Records supplied.
####################
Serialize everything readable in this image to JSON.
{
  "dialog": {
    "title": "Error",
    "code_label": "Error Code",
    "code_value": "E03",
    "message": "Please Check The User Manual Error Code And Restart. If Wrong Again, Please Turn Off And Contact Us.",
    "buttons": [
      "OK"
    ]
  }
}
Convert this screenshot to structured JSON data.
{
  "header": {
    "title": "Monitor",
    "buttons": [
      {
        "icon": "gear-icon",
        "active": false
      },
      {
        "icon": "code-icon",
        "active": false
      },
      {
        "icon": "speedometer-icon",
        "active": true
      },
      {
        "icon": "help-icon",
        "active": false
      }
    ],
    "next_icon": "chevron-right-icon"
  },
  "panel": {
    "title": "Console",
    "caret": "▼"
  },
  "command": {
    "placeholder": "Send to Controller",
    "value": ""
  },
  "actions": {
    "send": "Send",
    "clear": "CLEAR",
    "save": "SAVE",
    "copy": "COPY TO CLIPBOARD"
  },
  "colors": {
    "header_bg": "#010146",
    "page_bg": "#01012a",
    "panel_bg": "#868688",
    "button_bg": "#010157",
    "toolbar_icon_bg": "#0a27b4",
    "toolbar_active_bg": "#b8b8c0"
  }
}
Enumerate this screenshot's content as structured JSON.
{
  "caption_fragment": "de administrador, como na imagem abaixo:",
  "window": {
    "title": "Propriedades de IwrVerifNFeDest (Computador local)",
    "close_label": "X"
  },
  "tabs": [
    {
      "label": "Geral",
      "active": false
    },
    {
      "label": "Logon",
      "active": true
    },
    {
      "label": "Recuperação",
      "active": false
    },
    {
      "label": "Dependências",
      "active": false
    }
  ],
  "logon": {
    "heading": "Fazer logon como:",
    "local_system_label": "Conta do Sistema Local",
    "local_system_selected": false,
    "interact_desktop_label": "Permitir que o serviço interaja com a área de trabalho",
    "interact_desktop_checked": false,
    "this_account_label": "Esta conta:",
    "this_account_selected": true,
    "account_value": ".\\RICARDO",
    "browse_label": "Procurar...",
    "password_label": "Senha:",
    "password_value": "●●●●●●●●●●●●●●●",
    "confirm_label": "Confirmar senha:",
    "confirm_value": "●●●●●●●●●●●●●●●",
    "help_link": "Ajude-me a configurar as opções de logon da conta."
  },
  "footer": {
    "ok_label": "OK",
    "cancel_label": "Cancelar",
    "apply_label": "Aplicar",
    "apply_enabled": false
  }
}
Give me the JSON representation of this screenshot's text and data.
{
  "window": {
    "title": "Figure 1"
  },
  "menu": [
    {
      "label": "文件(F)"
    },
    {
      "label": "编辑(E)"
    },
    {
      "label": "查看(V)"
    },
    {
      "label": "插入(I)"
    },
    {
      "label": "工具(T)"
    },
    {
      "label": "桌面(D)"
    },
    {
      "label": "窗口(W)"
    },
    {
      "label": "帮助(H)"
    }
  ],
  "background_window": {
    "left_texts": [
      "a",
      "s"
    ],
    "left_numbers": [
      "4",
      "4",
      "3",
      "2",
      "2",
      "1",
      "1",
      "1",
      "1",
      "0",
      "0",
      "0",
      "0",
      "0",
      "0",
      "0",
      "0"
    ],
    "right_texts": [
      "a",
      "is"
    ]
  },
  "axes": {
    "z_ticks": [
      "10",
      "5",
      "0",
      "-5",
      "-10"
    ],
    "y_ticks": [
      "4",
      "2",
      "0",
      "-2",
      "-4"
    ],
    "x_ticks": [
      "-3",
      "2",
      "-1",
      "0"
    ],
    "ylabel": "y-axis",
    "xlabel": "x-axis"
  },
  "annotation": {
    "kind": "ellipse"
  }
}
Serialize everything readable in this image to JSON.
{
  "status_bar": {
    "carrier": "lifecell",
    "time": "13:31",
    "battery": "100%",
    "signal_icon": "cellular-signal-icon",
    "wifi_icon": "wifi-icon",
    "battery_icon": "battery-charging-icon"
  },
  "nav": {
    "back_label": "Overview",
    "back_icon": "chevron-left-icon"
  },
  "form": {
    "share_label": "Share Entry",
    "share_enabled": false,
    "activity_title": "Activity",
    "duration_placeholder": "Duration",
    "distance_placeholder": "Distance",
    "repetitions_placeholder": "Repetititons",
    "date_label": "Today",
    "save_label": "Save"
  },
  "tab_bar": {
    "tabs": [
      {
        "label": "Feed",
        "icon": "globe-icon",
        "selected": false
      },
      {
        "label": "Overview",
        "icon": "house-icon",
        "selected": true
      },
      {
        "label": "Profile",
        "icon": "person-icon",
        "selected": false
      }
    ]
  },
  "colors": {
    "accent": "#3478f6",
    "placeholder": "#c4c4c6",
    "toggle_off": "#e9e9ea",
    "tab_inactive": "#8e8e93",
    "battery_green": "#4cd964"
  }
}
####################
Task objective.
Extract each entry in full and write it down exactly.

The solution.
Serialize everything readable in this image to JSON.
{
  "dialog": {
    "title": "Error",
    "code_label": "Error Code",
    "code_value": "E03",
    "message": "Please Check The User Manual Error Code And Restart. If Wrong Again, Please Turn Off And Contact Us.",
    "buttons": [
      "OK"
    ]
  }
}
Convert this screenshot to structured JSON data.
{
  "header": {
    "title": "Monitor",
    "buttons": [
      {
        "icon": "gear-icon",
        "active": false
      },
      {
        "icon": "code-icon",
        "active": false
      },
      {
        "icon": "speedometer-icon",
        "active": true
      },
      {
        "icon": "help-icon",
        "active": false
      }
    ],
    "next_icon": "chevron-right-icon"
  },
  "panel": {
    "title": "Console",
    "caret": "▼"
  },
  "command": {
    "placeholder": "Send to Controller",
    "value": ""
  },
  "actions": {
    "send": "Send",
    "clear": "CLEAR",
    "save": "SAVE",
    "copy": "COPY TO CLIPBOARD"
  },
  "colors": {
    "header_bg": "#010146",
    "page_bg": "#01012a",
    "panel_bg": "#868688",
    "button_bg": "#010157",
    "toolbar_icon_bg": "#0a27b4",
    "toolbar_active_bg": "#b8b8c0"
  }
}
Enumerate this screenshot's content as structured JSON.
{
  "caption_fragment": "de administrador, como na imagem abaixo:",
  "window": {
    "title": "Propriedades de IwrVerifNFeDest (Computador local)",
    "close_label": "X"
  },
  "tabs": [
    {
      "label": "Geral",
      "active": false
    },
    {
      "label": "Logon",
      "active": true
    },
    {
      "label": "Recuperação",
      "active": false
    },
    {
      "label": "Dependências",
      "active": false
    }
  ],
  "logon": {
    "heading": "Fazer logon como:",
    "local_system_label": "Conta do Sistema Local",
    "local_system_selected": false,
    "interact_desktop_label": "Permitir que o serviço interaja com a área de trabalho",
    "interact_desktop_checked": false,
    "this_account_label": "Esta conta:",
    "this_account_selected": true,
    "account_value": ".\\RICARDO",
    "browse_label": "Procurar...",
    "password_label": "Senha:",
    "password_value": "●●●●●●●●●●●●●●●",
    "confirm_label": "Confirmar senha:",
    "confirm_value": "●●●●●●●●●●●●●●●",
    "help_link": "Ajude-me a configurar as opções de logon da conta."
  },
  "footer": {
    "ok_label": "OK",
    "cancel_label": "Cancelar",
    "apply_label": "Aplicar",
    "apply_enabled": false
  }
}
Give me the JSON representation of this screenshot's text and data.
{
  "window": {
    "title": "Figure 1"
  },
  "menu": [
    {
      "label": "文件(F)"
    },
    {
      "label": "编辑(E)"
    },
    {
      "label": "查看(V)"
    },
    {
      "label": "插入(I)"
    },
    {
      "label": "工具(T)"
    },
    {
      "label": "桌面(D)"
    },
    {
      "label": "窗口(W)"
    },
    {
      "label": "帮助(H)"
    }
  ],
  "background_window": {
    "left_texts": [
      "a",
      "s"
    ],
    "left_numbers": [
      "4",
      "4",
      "3",
      "2",
      "2",
      "1",
      "1",
      "1",
      "1",
      "0",
      "0",
      "0",
      "0",
      "0",
      "0",
      "0",
      "0"
    ],
    "right_texts": [
      "a",
      "is"
    ]
  },
  "axes": {
    "z_ticks": [
      "10",
      "5",
      "0",
      "-5",
      "-10"
    ],
    "y_ticks": [
      "4",
      "2",
      "0",
      "-2",
      "-4"
    ],
    "x_ticks": [
      "-3",
      "2",
      "-1",
      "0"
    ],
    "ylabel": "y-axis",
    "xlabel": "x-axis"
  },
  "annotation": {
    "kind": "ellipse"
  }
}
Serialize everything readable in this image to JSON.
{
  "status_bar": {
    "carrier": "lifecell",
    "time": "13:31",
    "battery": "100%",
    "signal_icon": "cellular-signal-icon",
    "wifi_icon": "wifi-icon",
    "battery_icon": "battery-charging-icon"
  },
  "nav": {
    "back_label": "Overview",
    "back_icon": "chevron-left-icon"
  },
  "form": {
    "share_label": "Share Entry",
    "share_enabled": false,
    "activity_title": "Activity",
    "duration_placeholder": "Duration",
    "distance_placeholder": "Distance",
    "repetitions_placeholder": "Repetititons",
    "date_label": "Today",
    "save_label": "Save"
  },
  "tab_bar": {
    "tabs": [
      {
        "label": "Feed",
        "icon": "globe-icon",
        "selected": false
      },
      {
        "label": "Overview",
        "icon": "house-icon",
        "selected": true
      },
      {
        "label": "Profile",
        "icon": "person-icon",
        "selected": false
      }
    ]
  },
  "colors": {
    "accent": "#3478f6",
    "placeholder": "#c4c4c6",
    "toggle_off": "#e9e9ea",
    "tab_inactive": "#8e8e93",
    "battery_green": "#4cd964"
  }
}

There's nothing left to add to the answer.